» **Requirement**
Answer with one number: how many lines hold "this".

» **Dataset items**

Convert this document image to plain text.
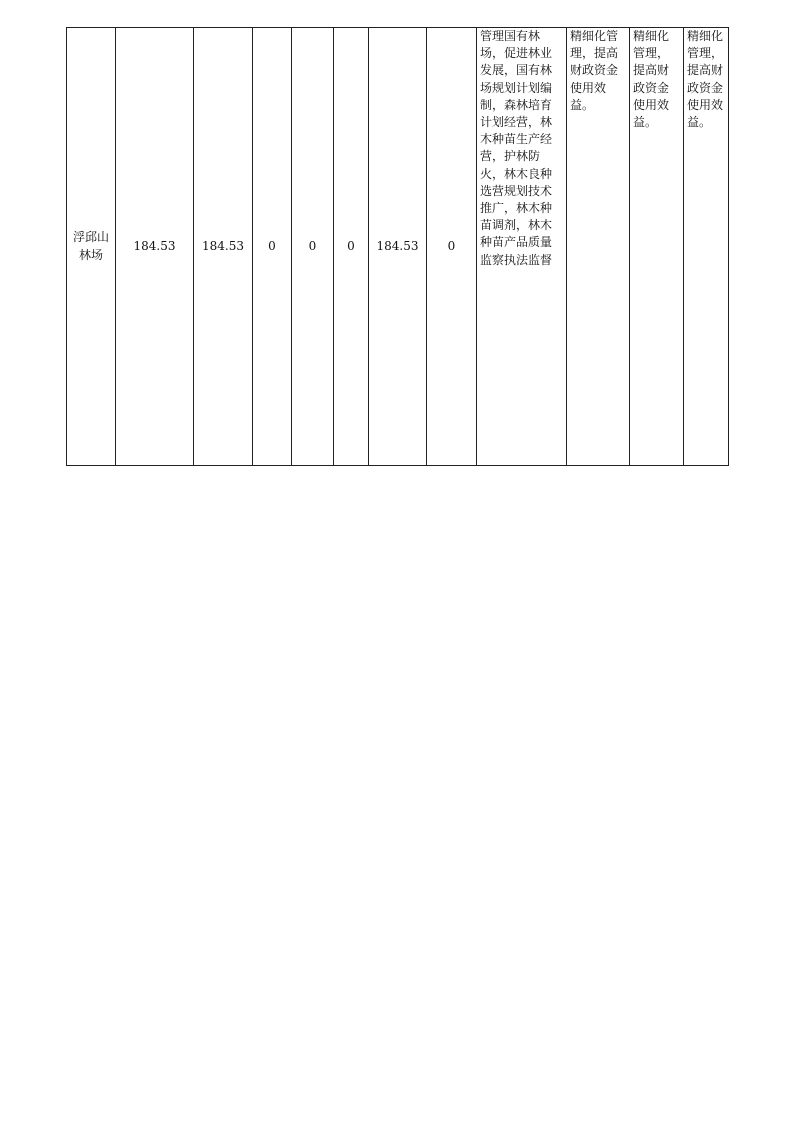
浮邱山林场	184.53	184.53	0	0	0	184.53	0	管理国有林场，促进林业发展，国有林场规划计划编制，森林培育计划经营，林木种苗生产经营，护林防火，林木良种选营规划技术推广，林木种苗调剂，林木种苗产品质量监察执法监督	精细化管理，提高财政资金使用效益。	精细化管理，提高财政资金使用效益。	精细化管理，提高财政资金使用效益。
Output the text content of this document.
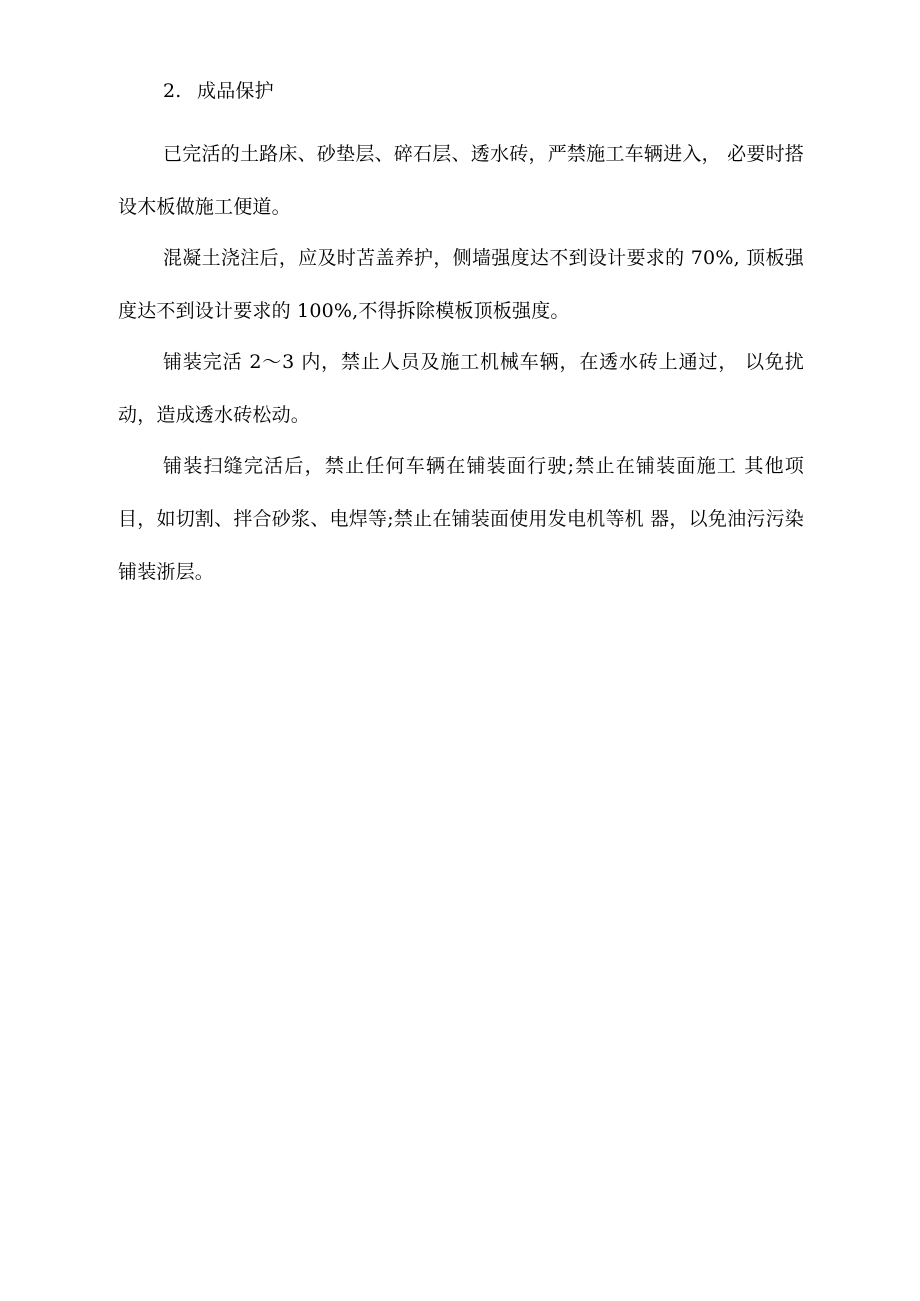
2. 成品保护

已完活的土路床、砂垫层、碎石层、透水砖，严禁施工车辆进入， 必要时搭设木板做施工便道。

混凝土浇注后，应及时苫盖养护，侧墙强度达不到设计要求的 70%, 顶板强度达不到设计要求的 100%,不得拆除模板顶板强度。

铺装完活 2～3 内，禁止人员及施工机械车辆，在透水砖上通过， 以免扰动，造成透水砖松动。

铺装扫缝完活后，禁止任何车辆在铺装面行驶;禁止在铺装面施工 其他项目，如切割、拌合砂浆、电焊等;禁止在铺装面使用发电机等机 器，以免油污污染铺装浙层。
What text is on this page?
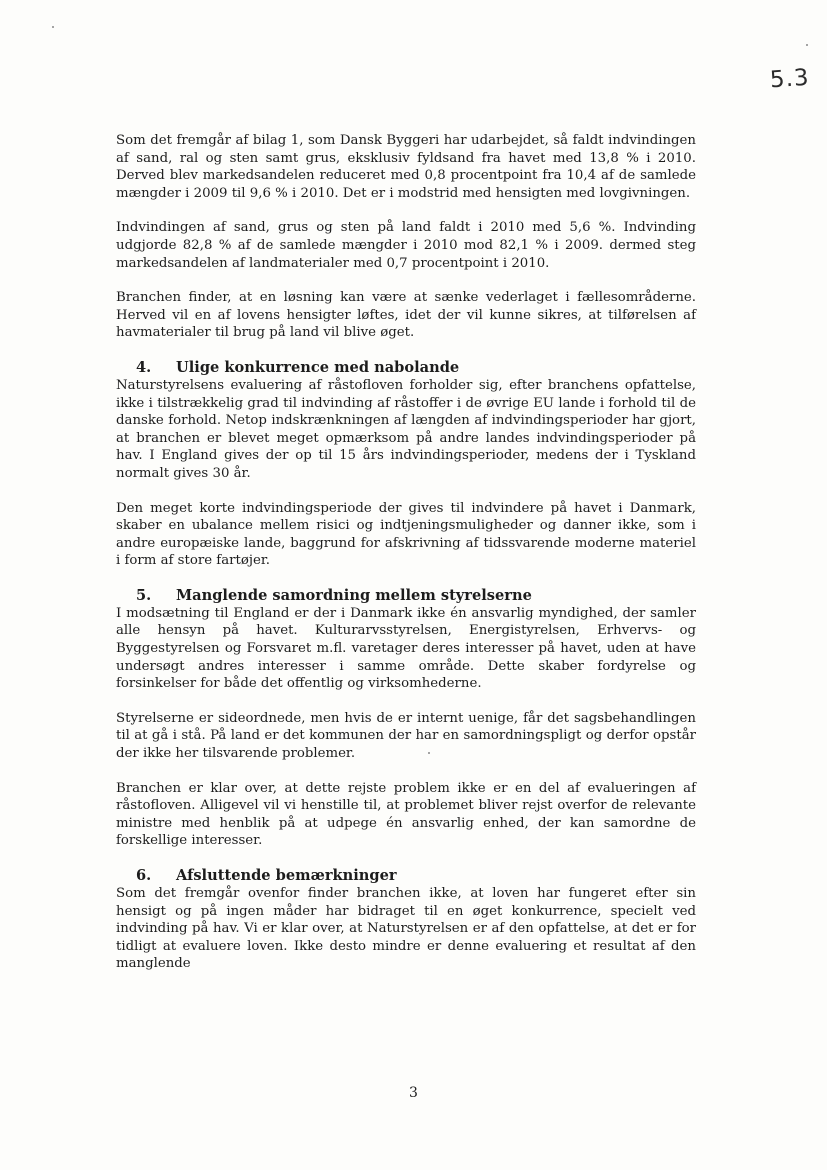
5.3

Som det fremgår af bilag 1, som Dansk Byggeri har udarbejdet, så faldt indvindingen af sand, ral og sten samt grus, eksklusiv fyldsand fra havet med 13,8 % i 2010. Derved blev markedsandelen reduceret med 0,8 procentpoint fra 10,4 af de samlede mængder i 2009 til 9,6 % i 2010. Det er i modstrid med hensigten med lovgivningen.

Indvindingen af sand, grus og sten på land faldt i 2010 med 5,6 %. Indvinding udgjorde 82,8 % af de samlede mængder i 2010 mod 82,1 % i 2009. dermed steg markedsandelen af landmaterialer med 0,7 procentpoint i 2010.

Branchen finder, at en løsning kan være at sænke vederlaget i fællesområderne. Herved vil en af lovens hensigter løftes, idet der vil kunne sikres, at tilførelsen af havmaterialer til brug på land vil blive øget.

4. Ulige konkurrence med nabolande

Naturstyrelsens evaluering af råstofloven forholder sig, efter branchens opfattelse, ikke i tilstrækkelig grad til indvinding af råstoffer i de øvrige EU lande i forhold til de danske forhold. Netop indskrænkningen af længden af indvindingsperioder har gjort, at branchen er blevet meget opmærksom på andre landes indvindingsperioder på hav. I England gives der op til 15 års indvindingsperioder, medens der i Tyskland normalt gives 30 år.

Den meget korte indvindingsperiode der gives til indvindere på havet i Danmark, skaber en ubalance mellem risici og indtjeningsmuligheder og danner ikke, som i andre europæiske lande, baggrund for afskrivning af tidssvarende moderne materiel i form af store fartøjer.

5. Manglende samordning mellem styrelserne

I modsætning til England er der i Danmark ikke én ansvarlig myndighed, der samler alle hensyn på havet. Kulturarvsstyrelsen, Energistyrelsen, Erhvervs- og Byggestyrelsen og Forsvaret m.fl. varetager deres interesser på havet, uden at have undersøgt andres interesser i samme område. Dette skaber fordyrelse og forsinkelser for både det offentlig og virksomhederne.

Styrelserne er sideordnede, men hvis de er internt uenige, får det sagsbehandlingen til at gå i stå. På land er det kommunen der har en samordningspligt og derfor opstår der ikke her tilsvarende problemer.

Branchen er klar over, at dette rejste problem ikke er en del af evalueringen af råstofloven. Alligevel vil vi henstille til, at problemet bliver rejst overfor de relevante ministre med henblik på at udpege én ansvarlig enhed, der kan samordne de forskellige interesser.

6. Afsluttende bemærkninger

Som det fremgår ovenfor finder branchen ikke, at loven har fungeret efter sin hensigt og på ingen måder har bidraget til en øget konkurrence, specielt ved indvinding på hav. Vi er klar over, at Naturstyrelsen er af den opfattelse, at det er for tidligt at evaluere loven. Ikke desto mindre er denne evaluering et resultat af den manglende

3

» **Reply**
3